- **Task goal**: Copy out every line in the entries below that includes "this".

- **Data to use**:
========================================

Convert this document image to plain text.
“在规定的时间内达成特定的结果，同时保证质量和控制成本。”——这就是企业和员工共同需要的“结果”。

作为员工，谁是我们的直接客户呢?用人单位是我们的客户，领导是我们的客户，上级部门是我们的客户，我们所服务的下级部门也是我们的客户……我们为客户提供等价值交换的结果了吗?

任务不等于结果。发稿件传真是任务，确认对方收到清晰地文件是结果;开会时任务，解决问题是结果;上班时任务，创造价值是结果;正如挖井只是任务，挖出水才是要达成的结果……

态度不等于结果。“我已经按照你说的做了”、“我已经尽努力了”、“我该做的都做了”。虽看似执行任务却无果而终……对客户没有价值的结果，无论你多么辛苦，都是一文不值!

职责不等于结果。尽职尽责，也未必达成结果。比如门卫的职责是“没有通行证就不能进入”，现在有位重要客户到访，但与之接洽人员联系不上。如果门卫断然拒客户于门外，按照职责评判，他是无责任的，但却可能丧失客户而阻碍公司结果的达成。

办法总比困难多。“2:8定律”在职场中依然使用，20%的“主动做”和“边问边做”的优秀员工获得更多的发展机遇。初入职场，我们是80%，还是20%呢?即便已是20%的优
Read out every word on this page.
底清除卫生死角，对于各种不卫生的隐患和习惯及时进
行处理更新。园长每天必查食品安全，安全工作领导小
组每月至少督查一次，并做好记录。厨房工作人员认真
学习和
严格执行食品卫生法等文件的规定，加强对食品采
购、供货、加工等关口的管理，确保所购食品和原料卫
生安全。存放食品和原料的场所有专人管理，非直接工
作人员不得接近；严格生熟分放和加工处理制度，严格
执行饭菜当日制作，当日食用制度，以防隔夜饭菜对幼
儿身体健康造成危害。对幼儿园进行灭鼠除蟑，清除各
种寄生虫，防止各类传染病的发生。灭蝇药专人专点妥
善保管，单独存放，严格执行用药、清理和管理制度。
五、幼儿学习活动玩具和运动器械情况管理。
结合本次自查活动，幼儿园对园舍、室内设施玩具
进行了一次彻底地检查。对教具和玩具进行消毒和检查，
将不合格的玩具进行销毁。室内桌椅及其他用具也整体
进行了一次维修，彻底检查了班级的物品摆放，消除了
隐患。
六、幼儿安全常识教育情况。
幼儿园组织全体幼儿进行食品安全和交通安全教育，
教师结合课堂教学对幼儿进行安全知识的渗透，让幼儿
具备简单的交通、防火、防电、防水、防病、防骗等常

========================================

- **Worked solution**:
Convert this document image to plain text.
Read out every word on this page.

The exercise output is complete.